### Task directions
Quote the listing below in full and exactly as written, but omit every picture.

[Recorded data]
────────
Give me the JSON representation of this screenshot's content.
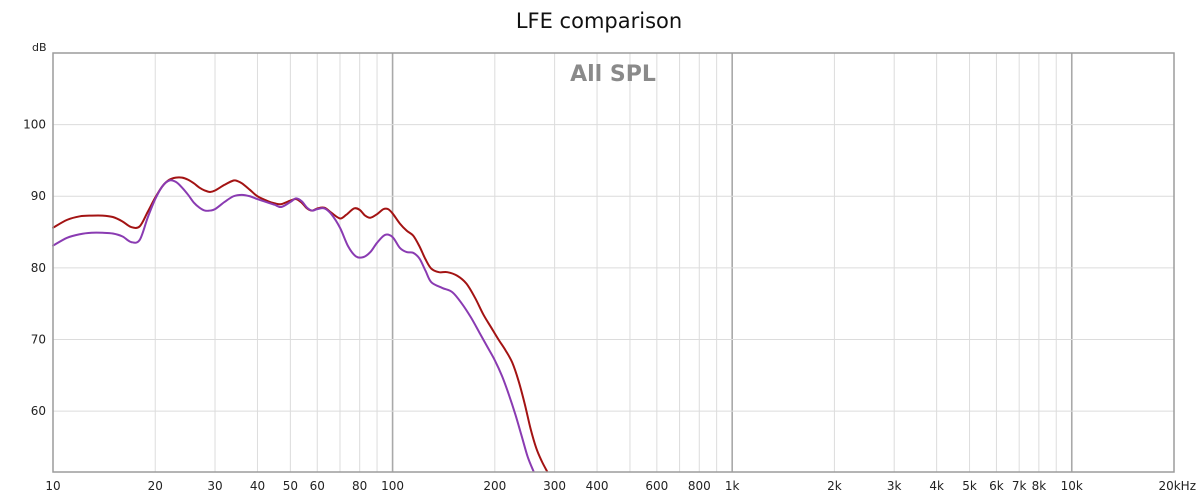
{
  "chart_data": {
    "type": "line",
    "title": "LFE comparison",
    "watermark": "All SPL",
    "ylabel": "dB",
    "xscale": "log",
    "xlim": [
      10,
      20000
    ],
    "ylim": [
      51.5,
      110
    ],
    "grid": true,
    "x_ticks": [
      {
        "value": 10,
        "label": "10"
      },
      {
        "value": 20,
        "label": "20"
      },
      {
        "value": 30,
        "label": "30"
      },
      {
        "value": 40,
        "label": "40"
      },
      {
        "value": 50,
        "label": "50"
      },
      {
        "value": 60,
        "label": "60"
      },
      {
        "value": 80,
        "label": "80"
      },
      {
        "value": 100,
        "label": "100"
      },
      {
        "value": 200,
        "label": "200"
      },
      {
        "value": 300,
        "label": "300"
      },
      {
        "value": 400,
        "label": "400"
      },
      {
        "value": 600,
        "label": "600"
      },
      {
        "value": 800,
        "label": "800"
      },
      {
        "value": 1000,
        "label": "1k"
      },
      {
        "value": 2000,
        "label": "2k"
      },
      {
        "value": 3000,
        "label": "3k"
      },
      {
        "value": 4000,
        "label": "4k"
      },
      {
        "value": 5000,
        "label": "5k"
      },
      {
        "value": 6000,
        "label": "6k"
      },
      {
        "value": 7000,
        "label": "7k"
      },
      {
        "value": 8000,
        "label": "8k"
      },
      {
        "value": 10000,
        "label": "10k"
      },
      {
        "value": 20000,
        "label": "20kHz"
      }
    ],
    "y_ticks": [
      {
        "value": 60,
        "label": "60"
      },
      {
        "value": 70,
        "label": "70"
      },
      {
        "value": 80,
        "label": "80"
      },
      {
        "value": 90,
        "label": "90"
      },
      {
        "value": 100,
        "label": "100"
      }
    ],
    "series": [
      {
        "color": "#a31313",
        "points": [
          [
            10,
            85.6
          ],
          [
            11,
            86.7
          ],
          [
            12,
            87.2
          ],
          [
            13,
            87.3
          ],
          [
            14,
            87.3
          ],
          [
            15,
            87.1
          ],
          [
            16,
            86.5
          ],
          [
            17,
            85.7
          ],
          [
            18,
            85.8
          ],
          [
            19,
            87.8
          ],
          [
            20,
            89.8
          ],
          [
            21,
            91.4
          ],
          [
            22,
            92.3
          ],
          [
            23,
            92.6
          ],
          [
            24,
            92.6
          ],
          [
            25,
            92.3
          ],
          [
            26,
            91.8
          ],
          [
            27,
            91.2
          ],
          [
            28,
            90.8
          ],
          [
            29,
            90.6
          ],
          [
            30,
            90.8
          ],
          [
            32,
            91.6
          ],
          [
            34,
            92.2
          ],
          [
            35,
            92.1
          ],
          [
            36,
            91.8
          ],
          [
            38,
            90.9
          ],
          [
            40,
            90.0
          ],
          [
            43,
            89.3
          ],
          [
            45,
            89.0
          ],
          [
            47,
            88.9
          ],
          [
            50,
            89.4
          ],
          [
            52,
            89.6
          ],
          [
            54,
            89.1
          ],
          [
            56,
            88.3
          ],
          [
            58,
            88.0
          ],
          [
            60,
            88.3
          ],
          [
            63,
            88.4
          ],
          [
            66,
            87.7
          ],
          [
            70,
            86.9
          ],
          [
            73,
            87.4
          ],
          [
            77,
            88.3
          ],
          [
            80,
            88.1
          ],
          [
            83,
            87.3
          ],
          [
            86,
            87.0
          ],
          [
            90,
            87.5
          ],
          [
            94,
            88.2
          ],
          [
            97,
            88.2
          ],
          [
            100,
            87.6
          ],
          [
            105,
            86.2
          ],
          [
            110,
            85.2
          ],
          [
            115,
            84.5
          ],
          [
            120,
            83.0
          ],
          [
            125,
            81.2
          ],
          [
            130,
            79.9
          ],
          [
            137,
            79.4
          ],
          [
            145,
            79.4
          ],
          [
            155,
            78.9
          ],
          [
            165,
            77.8
          ],
          [
            175,
            75.8
          ],
          [
            185,
            73.5
          ],
          [
            195,
            71.7
          ],
          [
            205,
            70.0
          ],
          [
            215,
            68.5
          ],
          [
            225,
            66.8
          ],
          [
            235,
            64.2
          ],
          [
            245,
            61.0
          ],
          [
            255,
            57.5
          ],
          [
            265,
            54.8
          ],
          [
            275,
            53.0
          ],
          [
            285,
            51.6
          ]
        ]
      },
      {
        "color": "#8a3bb2",
        "points": [
          [
            10,
            83.1
          ],
          [
            11,
            84.2
          ],
          [
            12,
            84.7
          ],
          [
            13,
            84.9
          ],
          [
            14,
            84.9
          ],
          [
            15,
            84.8
          ],
          [
            16,
            84.4
          ],
          [
            17,
            83.6
          ],
          [
            18,
            83.9
          ],
          [
            19,
            87.0
          ],
          [
            20,
            89.6
          ],
          [
            21,
            91.4
          ],
          [
            22,
            92.2
          ],
          [
            23,
            92.0
          ],
          [
            24,
            91.2
          ],
          [
            25,
            90.2
          ],
          [
            26,
            89.1
          ],
          [
            27,
            88.4
          ],
          [
            28,
            88.0
          ],
          [
            29,
            88.0
          ],
          [
            30,
            88.2
          ],
          [
            32,
            89.2
          ],
          [
            34,
            90.0
          ],
          [
            36,
            90.2
          ],
          [
            38,
            90.0
          ],
          [
            40,
            89.6
          ],
          [
            43,
            89.1
          ],
          [
            45,
            88.8
          ],
          [
            47,
            88.5
          ],
          [
            50,
            89.2
          ],
          [
            52,
            89.7
          ],
          [
            54,
            89.3
          ],
          [
            56,
            88.4
          ],
          [
            58,
            88.0
          ],
          [
            60,
            88.2
          ],
          [
            63,
            88.3
          ],
          [
            66,
            87.5
          ],
          [
            70,
            85.6
          ],
          [
            74,
            83.0
          ],
          [
            78,
            81.6
          ],
          [
            82,
            81.5
          ],
          [
            86,
            82.2
          ],
          [
            90,
            83.5
          ],
          [
            95,
            84.6
          ],
          [
            100,
            84.3
          ],
          [
            105,
            82.8
          ],
          [
            110,
            82.2
          ],
          [
            115,
            82.1
          ],
          [
            120,
            81.3
          ],
          [
            125,
            79.6
          ],
          [
            130,
            78.0
          ],
          [
            140,
            77.2
          ],
          [
            150,
            76.6
          ],
          [
            160,
            75.0
          ],
          [
            170,
            73.1
          ],
          [
            180,
            71.0
          ],
          [
            190,
            69.0
          ],
          [
            200,
            67.1
          ],
          [
            210,
            64.9
          ],
          [
            220,
            62.3
          ],
          [
            230,
            59.5
          ],
          [
            240,
            56.5
          ],
          [
            250,
            53.6
          ],
          [
            260,
            51.6
          ]
        ]
      }
    ]
  }
}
────────
### Correct output
Give me the JSON representation of this screenshot's content.
{
  "chart_data": {
    "type": "line",
    "title": "LFE comparison",
    "watermark": "All SPL",
    "ylabel": "dB",
    "xscale": "log",
    "xlim": [
      10,
      20000
    ],
    "ylim": [
      51.5,
      110
    ],
    "grid": true,
    "x_ticks": [
      {
        "value": 10,
        "label": "10"
      },
      {
        "value": 20,
        "label": "20"
      },
      {
        "value": 30,
        "label": "30"
      },
      {
        "value": 40,
        "label": "40"
      },
      {
        "value": 50,
        "label": "50"
      },
      {
        "value": 60,
        "label": "60"
      },
      {
        "value": 80,
        "label": "80"
      },
      {
        "value": 100,
        "label": "100"
      },
      {
        "value": 200,
        "label": "200"
      },
      {
        "value": 300,
        "label": "300"
      },
      {
        "value": 400,
        "label": "400"
      },
      {
        "value": 600,
        "label": "600"
      },
      {
        "value": 800,
        "label": "800"
      },
      {
        "value": 1000,
        "label": "1k"
      },
      {
        "value": 2000,
        "label": "2k"
      },
      {
        "value": 3000,
        "label": "3k"
      },
      {
        "value": 4000,
        "label": "4k"
      },
      {
        "value": 5000,
        "label": "5k"
      },
      {
        "value": 6000,
        "label": "6k"
      },
      {
        "value": 7000,
        "label": "7k"
      },
      {
        "value": 8000,
        "label": "8k"
      },
      {
        "value": 10000,
        "label": "10k"
      },
      {
        "value": 20000,
        "label": "20kHz"
      }
    ],
    "y_ticks": [
      {
        "value": 60,
        "label": "60"
      },
      {
        "value": 70,
        "label": "70"
      },
      {
        "value": 80,
        "label": "80"
      },
      {
        "value": 90,
        "label": "90"
      },
      {
        "value": 100,
        "label": "100"
      }
    ],
    "series": [
      {
        "color": "#a31313",
        "points": [
          [
            10,
            85.6
          ],
          [
            11,
            86.7
          ],
          [
            12,
            87.2
          ],
          [
            13,
            87.3
          ],
          [
            14,
            87.3
          ],
          [
            15,
            87.1
          ],
          [
            16,
            86.5
          ],
          [
            17,
            85.7
          ],
          [
            18,
            85.8
          ],
          [
            19,
            87.8
          ],
          [
            20,
            89.8
          ],
          [
            21,
            91.4
          ],
          [
            22,
            92.3
          ],
          [
            23,
            92.6
          ],
          [
            24,
            92.6
          ],
          [
            25,
            92.3
          ],
          [
            26,
            91.8
          ],
          [
            27,
            91.2
          ],
          [
            28,
            90.8
          ],
          [
            29,
            90.6
          ],
          [
            30,
            90.8
          ],
          [
            32,
            91.6
          ],
          [
            34,
            92.2
          ],
          [
            35,
            92.1
          ],
          [
            36,
            91.8
          ],
          [
            38,
            90.9
          ],
          [
            40,
            90.0
          ],
          [
            43,
            89.3
          ],
          [
            45,
            89.0
          ],
          [
            47,
            88.9
          ],
          [
            50,
            89.4
          ],
          [
            52,
            89.6
          ],
          [
            54,
            89.1
          ],
          [
            56,
            88.3
          ],
          [
            58,
            88.0
          ],
          [
            60,
            88.3
          ],
          [
            63,
            88.4
          ],
          [
            66,
            87.7
          ],
          [
            70,
            86.9
          ],
          [
            73,
            87.4
          ],
          [
            77,
            88.3
          ],
          [
            80,
            88.1
          ],
          [
            83,
            87.3
          ],
          [
            86,
            87.0
          ],
          [
            90,
            87.5
          ],
          [
            94,
            88.2
          ],
          [
            97,
            88.2
          ],
          [
            100,
            87.6
          ],
          [
            105,
            86.2
          ],
          [
            110,
            85.2
          ],
          [
            115,
            84.5
          ],
          [
            120,
            83.0
          ],
          [
            125,
            81.2
          ],
          [
            130,
            79.9
          ],
          [
            137,
            79.4
          ],
          [
            145,
            79.4
          ],
          [
            155,
            78.9
          ],
          [
            165,
            77.8
          ],
          [
            175,
            75.8
          ],
          [
            185,
            73.5
          ],
          [
            195,
            71.7
          ],
          [
            205,
            70.0
          ],
          [
            215,
            68.5
          ],
          [
            225,
            66.8
          ],
          [
            235,
            64.2
          ],
          [
            245,
            61.0
          ],
          [
            255,
            57.5
          ],
          [
            265,
            54.8
          ],
          [
            275,
            53.0
          ],
          [
            285,
            51.6
          ]
        ]
      },
      {
        "color": "#8a3bb2",
        "points": [
          [
            10,
            83.1
          ],
          [
            11,
            84.2
          ],
          [
            12,
            84.7
          ],
          [
            13,
            84.9
          ],
          [
            14,
            84.9
          ],
          [
            15,
            84.8
          ],
          [
            16,
            84.4
          ],
          [
            17,
            83.6
          ],
          [
            18,
            83.9
          ],
          [
            19,
            87.0
          ],
          [
            20,
            89.6
          ],
          [
            21,
            91.4
          ],
          [
            22,
            92.2
          ],
          [
            23,
            92.0
          ],
          [
            24,
            91.2
          ],
          [
            25,
            90.2
          ],
          [
            26,
            89.1
          ],
          [
            27,
            88.4
          ],
          [
            28,
            88.0
          ],
          [
            29,
            88.0
          ],
          [
            30,
            88.2
          ],
          [
            32,
            89.2
          ],
          [
            34,
            90.0
          ],
          [
            36,
            90.2
          ],
          [
            38,
            90.0
          ],
          [
            40,
            89.6
          ],
          [
            43,
            89.1
          ],
          [
            45,
            88.8
          ],
          [
            47,
            88.5
          ],
          [
            50,
            89.2
          ],
          [
            52,
            89.7
          ],
          [
            54,
            89.3
          ],
          [
            56,
            88.4
          ],
          [
            58,
            88.0
          ],
          [
            60,
            88.2
          ],
          [
            63,
            88.3
          ],
          [
            66,
            87.5
          ],
          [
            70,
            85.6
          ],
          [
            74,
            83.0
          ],
          [
            78,
            81.6
          ],
          [
            82,
            81.5
          ],
          [
            86,
            82.2
          ],
          [
            90,
            83.5
          ],
          [
            95,
            84.6
          ],
          [
            100,
            84.3
          ],
          [
            105,
            82.8
          ],
          [
            110,
            82.2
          ],
          [
            115,
            82.1
          ],
          [
            120,
            81.3
          ],
          [
            125,
            79.6
          ],
          [
            130,
            78.0
          ],
          [
            140,
            77.2
          ],
          [
            150,
            76.6
          ],
          [
            160,
            75.0
          ],
          [
            170,
            73.1
          ],
          [
            180,
            71.0
          ],
          [
            190,
            69.0
          ],
          [
            200,
            67.1
          ],
          [
            210,
            64.9
          ],
          [
            220,
            62.3
          ],
          [
            230,
            59.5
          ],
          [
            240,
            56.5
          ],
          [
            250,
            53.6
          ],
          [
            260,
            51.6
          ]
        ]
      }
    ]
  }
}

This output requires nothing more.